§ **EXERCISE REQUIREMENTS**
Each record must be retyped in full. No character may differ.

— start RECORDS SUPPLIED —

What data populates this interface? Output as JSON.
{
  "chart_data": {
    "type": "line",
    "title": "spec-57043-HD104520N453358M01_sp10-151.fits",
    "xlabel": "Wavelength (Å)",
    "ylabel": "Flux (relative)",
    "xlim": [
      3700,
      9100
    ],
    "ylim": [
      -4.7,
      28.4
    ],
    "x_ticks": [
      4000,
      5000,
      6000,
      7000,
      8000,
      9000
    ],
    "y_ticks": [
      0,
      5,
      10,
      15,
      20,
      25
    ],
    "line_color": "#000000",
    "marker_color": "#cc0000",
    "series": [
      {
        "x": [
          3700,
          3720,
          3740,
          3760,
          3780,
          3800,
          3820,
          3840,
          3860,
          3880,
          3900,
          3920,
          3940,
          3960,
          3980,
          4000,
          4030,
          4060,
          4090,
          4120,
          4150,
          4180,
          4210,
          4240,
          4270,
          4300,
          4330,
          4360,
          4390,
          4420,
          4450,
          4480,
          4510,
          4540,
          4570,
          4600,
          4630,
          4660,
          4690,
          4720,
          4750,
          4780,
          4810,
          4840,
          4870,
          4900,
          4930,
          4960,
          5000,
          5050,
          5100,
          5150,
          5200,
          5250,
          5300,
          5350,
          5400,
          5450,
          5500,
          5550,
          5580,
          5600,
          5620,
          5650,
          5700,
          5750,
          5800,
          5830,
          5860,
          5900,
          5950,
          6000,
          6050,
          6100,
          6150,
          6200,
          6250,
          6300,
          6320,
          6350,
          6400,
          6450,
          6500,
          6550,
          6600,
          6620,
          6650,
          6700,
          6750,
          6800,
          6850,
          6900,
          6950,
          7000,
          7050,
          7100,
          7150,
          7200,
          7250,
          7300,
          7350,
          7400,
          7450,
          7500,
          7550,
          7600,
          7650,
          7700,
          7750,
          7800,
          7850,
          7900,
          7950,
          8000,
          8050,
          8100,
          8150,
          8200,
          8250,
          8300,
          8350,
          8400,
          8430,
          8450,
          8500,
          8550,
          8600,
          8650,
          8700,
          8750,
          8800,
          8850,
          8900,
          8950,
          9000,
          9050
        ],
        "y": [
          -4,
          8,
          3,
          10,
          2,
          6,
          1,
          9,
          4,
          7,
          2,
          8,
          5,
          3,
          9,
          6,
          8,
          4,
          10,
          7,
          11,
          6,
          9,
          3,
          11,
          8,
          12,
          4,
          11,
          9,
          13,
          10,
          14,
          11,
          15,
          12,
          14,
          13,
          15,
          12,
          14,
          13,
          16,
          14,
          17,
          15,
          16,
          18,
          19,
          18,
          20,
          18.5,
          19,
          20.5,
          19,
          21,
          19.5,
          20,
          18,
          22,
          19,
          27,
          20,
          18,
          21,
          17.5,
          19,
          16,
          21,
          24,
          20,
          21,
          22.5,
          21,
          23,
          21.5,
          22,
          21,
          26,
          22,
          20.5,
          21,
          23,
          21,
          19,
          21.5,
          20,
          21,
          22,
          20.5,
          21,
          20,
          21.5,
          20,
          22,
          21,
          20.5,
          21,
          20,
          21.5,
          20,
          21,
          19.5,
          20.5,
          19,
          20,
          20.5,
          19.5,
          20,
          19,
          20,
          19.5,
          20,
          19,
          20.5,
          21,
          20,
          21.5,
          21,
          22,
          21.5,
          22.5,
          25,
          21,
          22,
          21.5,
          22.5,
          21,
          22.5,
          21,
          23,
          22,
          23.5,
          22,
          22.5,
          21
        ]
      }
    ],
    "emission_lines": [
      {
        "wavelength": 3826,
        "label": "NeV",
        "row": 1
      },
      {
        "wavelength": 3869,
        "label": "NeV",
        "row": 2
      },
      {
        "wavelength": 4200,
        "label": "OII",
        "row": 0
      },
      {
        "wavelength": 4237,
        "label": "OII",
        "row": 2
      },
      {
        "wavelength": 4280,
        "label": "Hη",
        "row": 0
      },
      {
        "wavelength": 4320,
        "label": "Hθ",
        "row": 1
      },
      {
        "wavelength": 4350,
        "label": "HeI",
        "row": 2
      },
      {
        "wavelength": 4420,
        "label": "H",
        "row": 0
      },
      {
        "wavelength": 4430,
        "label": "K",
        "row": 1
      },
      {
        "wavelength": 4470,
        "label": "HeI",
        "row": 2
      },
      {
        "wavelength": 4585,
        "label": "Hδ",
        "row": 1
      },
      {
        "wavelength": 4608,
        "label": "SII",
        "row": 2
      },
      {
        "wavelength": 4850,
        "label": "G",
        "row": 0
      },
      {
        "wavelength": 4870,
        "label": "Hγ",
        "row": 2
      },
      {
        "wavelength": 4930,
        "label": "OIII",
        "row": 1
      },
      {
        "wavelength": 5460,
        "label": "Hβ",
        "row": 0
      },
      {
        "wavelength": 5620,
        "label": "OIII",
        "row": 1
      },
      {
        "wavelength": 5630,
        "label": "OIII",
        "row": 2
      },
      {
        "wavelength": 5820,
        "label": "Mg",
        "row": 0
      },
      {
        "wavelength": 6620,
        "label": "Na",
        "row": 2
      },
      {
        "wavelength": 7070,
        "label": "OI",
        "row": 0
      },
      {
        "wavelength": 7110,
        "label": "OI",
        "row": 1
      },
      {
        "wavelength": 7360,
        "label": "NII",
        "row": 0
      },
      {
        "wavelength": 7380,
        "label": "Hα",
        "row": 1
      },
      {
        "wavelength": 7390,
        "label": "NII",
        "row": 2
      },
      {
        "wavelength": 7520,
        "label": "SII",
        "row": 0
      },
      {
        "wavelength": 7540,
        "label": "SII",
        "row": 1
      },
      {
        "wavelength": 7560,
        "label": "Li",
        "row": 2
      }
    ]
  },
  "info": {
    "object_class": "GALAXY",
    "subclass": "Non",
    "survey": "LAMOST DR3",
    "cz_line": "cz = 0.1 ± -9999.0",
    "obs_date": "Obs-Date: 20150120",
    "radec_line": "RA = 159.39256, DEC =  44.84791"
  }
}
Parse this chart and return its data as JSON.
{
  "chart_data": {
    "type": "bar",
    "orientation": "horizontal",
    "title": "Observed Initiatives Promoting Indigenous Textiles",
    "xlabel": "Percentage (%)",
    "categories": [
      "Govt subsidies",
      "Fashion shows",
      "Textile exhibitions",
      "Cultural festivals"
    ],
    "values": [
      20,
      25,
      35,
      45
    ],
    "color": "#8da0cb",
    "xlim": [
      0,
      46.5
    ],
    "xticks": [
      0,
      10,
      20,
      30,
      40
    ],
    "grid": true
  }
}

— end RECORDS SUPPLIED —

§ **RESULT OF THIS TASK**
What data populates this interface? Output as JSON.
{
  "chart_data": {
    "type": "line",
    "title": "spec-57043-HD104520N453358M01_sp10-151.fits",
    "xlabel": "Wavelength (Å)",
    "ylabel": "Flux (relative)",
    "xlim": [
      3700,
      9100
    ],
    "ylim": [
      -4.7,
      28.4
    ],
    "x_ticks": [
      4000,
      5000,
      6000,
      7000,
      8000,
      9000
    ],
    "y_ticks": [
      0,
      5,
      10,
      15,
      20,
      25
    ],
    "line_color": "#000000",
    "marker_color": "#cc0000",
    "series": [
      {
        "x": [
          3700,
          3720,
          3740,
          3760,
          3780,
          3800,
          3820,
          3840,
          3860,
          3880,
          3900,
          3920,
          3940,
          3960,
          3980,
          4000,
          4030,
          4060,
          4090,
          4120,
          4150,
          4180,
          4210,
          4240,
          4270,
          4300,
          4330,
          4360,
          4390,
          4420,
          4450,
          4480,
          4510,
          4540,
          4570,
          4600,
          4630,
          4660,
          4690,
          4720,
          4750,
          4780,
          4810,
          4840,
          4870,
          4900,
          4930,
          4960,
          5000,
          5050,
          5100,
          5150,
          5200,
          5250,
          5300,
          5350,
          5400,
          5450,
          5500,
          5550,
          5580,
          5600,
          5620,
          5650,
          5700,
          5750,
          5800,
          5830,
          5860,
          5900,
          5950,
          6000,
          6050,
          6100,
          6150,
          6200,
          6250,
          6300,
          6320,
          6350,
          6400,
          6450,
          6500,
          6550,
          6600,
          6620,
          6650,
          6700,
          6750,
          6800,
          6850,
          6900,
          6950,
          7000,
          7050,
          7100,
          7150,
          7200,
          7250,
          7300,
          7350,
          7400,
          7450,
          7500,
          7550,
          7600,
          7650,
          7700,
          7750,
          7800,
          7850,
          7900,
          7950,
          8000,
          8050,
          8100,
          8150,
          8200,
          8250,
          8300,
          8350,
          8400,
          8430,
          8450,
          8500,
          8550,
          8600,
          8650,
          8700,
          8750,
          8800,
          8850,
          8900,
          8950,
          9000,
          9050
        ],
        "y": [
          -4,
          8,
          3,
          10,
          2,
          6,
          1,
          9,
          4,
          7,
          2,
          8,
          5,
          3,
          9,
          6,
          8,
          4,
          10,
          7,
          11,
          6,
          9,
          3,
          11,
          8,
          12,
          4,
          11,
          9,
          13,
          10,
          14,
          11,
          15,
          12,
          14,
          13,
          15,
          12,
          14,
          13,
          16,
          14,
          17,
          15,
          16,
          18,
          19,
          18,
          20,
          18.5,
          19,
          20.5,
          19,
          21,
          19.5,
          20,
          18,
          22,
          19,
          27,
          20,
          18,
          21,
          17.5,
          19,
          16,
          21,
          24,
          20,
          21,
          22.5,
          21,
          23,
          21.5,
          22,
          21,
          26,
          22,
          20.5,
          21,
          23,
          21,
          19,
          21.5,
          20,
          21,
          22,
          20.5,
          21,
          20,
          21.5,
          20,
          22,
          21,
          20.5,
          21,
          20,
          21.5,
          20,
          21,
          19.5,
          20.5,
          19,
          20,
          20.5,
          19.5,
          20,
          19,
          20,
          19.5,
          20,
          19,
          20.5,
          21,
          20,
          21.5,
          21,
          22,
          21.5,
          22.5,
          25,
          21,
          22,
          21.5,
          22.5,
          21,
          22.5,
          21,
          23,
          22,
          23.5,
          22,
          22.5,
          21
        ]
      }
    ],
    "emission_lines": [
      {
        "wavelength": 3826,
        "label": "NeV",
        "row": 1
      },
      {
        "wavelength": 3869,
        "label": "NeV",
        "row": 2
      },
      {
        "wavelength": 4200,
        "label": "OII",
        "row": 0
      },
      {
        "wavelength": 4237,
        "label": "OII",
        "row": 2
      },
      {
        "wavelength": 4280,
        "label": "Hη",
        "row": 0
      },
      {
        "wavelength": 4320,
        "label": "Hθ",
        "row": 1
      },
      {
        "wavelength": 4350,
        "label": "HeI",
        "row": 2
      },
      {
        "wavelength": 4420,
        "label": "H",
        "row": 0
      },
      {
        "wavelength": 4430,
        "label": "K",
        "row": 1
      },
      {
        "wavelength": 4470,
        "label": "HeI",
        "row": 2
      },
      {
        "wavelength": 4585,
        "label": "Hδ",
        "row": 1
      },
      {
        "wavelength": 4608,
        "label": "SII",
        "row": 2
      },
      {
        "wavelength": 4850,
        "label": "G",
        "row": 0
      },
      {
        "wavelength": 4870,
        "label": "Hγ",
        "row": 2
      },
      {
        "wavelength": 4930,
        "label": "OIII",
        "row": 1
      },
      {
        "wavelength": 5460,
        "label": "Hβ",
        "row": 0
      },
      {
        "wavelength": 5620,
        "label": "OIII",
        "row": 1
      },
      {
        "wavelength": 5630,
        "label": "OIII",
        "row": 2
      },
      {
        "wavelength": 5820,
        "label": "Mg",
        "row": 0
      },
      {
        "wavelength": 6620,
        "label": "Na",
        "row": 2
      },
      {
        "wavelength": 7070,
        "label": "OI",
        "row": 0
      },
      {
        "wavelength": 7110,
        "label": "OI",
        "row": 1
      },
      {
        "wavelength": 7360,
        "label": "NII",
        "row": 0
      },
      {
        "wavelength": 7380,
        "label": "Hα",
        "row": 1
      },
      {
        "wavelength": 7390,
        "label": "NII",
        "row": 2
      },
      {
        "wavelength": 7520,
        "label": "SII",
        "row": 0
      },
      {
        "wavelength": 7540,
        "label": "SII",
        "row": 1
      },
      {
        "wavelength": 7560,
        "label": "Li",
        "row": 2
      }
    ]
  },
  "info": {
    "object_class": "GALAXY",
    "subclass": "Non",
    "survey": "LAMOST DR3",
    "cz_line": "cz = 0.1 ± -9999.0",
    "obs_date": "Obs-Date: 20150120",
    "radec_line": "RA = 159.39256, DEC =  44.84791"
  }
}
Parse this chart and return its data as JSON.
{
  "chart_data": {
    "type": "bar",
    "orientation": "horizontal",
    "title": "Observed Initiatives Promoting Indigenous Textiles",
    "xlabel": "Percentage (%)",
    "categories": [
      "Govt subsidies",
      "Fashion shows",
      "Textile exhibitions",
      "Cultural festivals"
    ],
    "values": [
      20,
      25,
      35,
      45
    ],
    "color": "#8da0cb",
    "xlim": [
      0,
      46.5
    ],
    "xticks": [
      0,
      10,
      20,
      30,
      40
    ],
    "grid": true
  }
}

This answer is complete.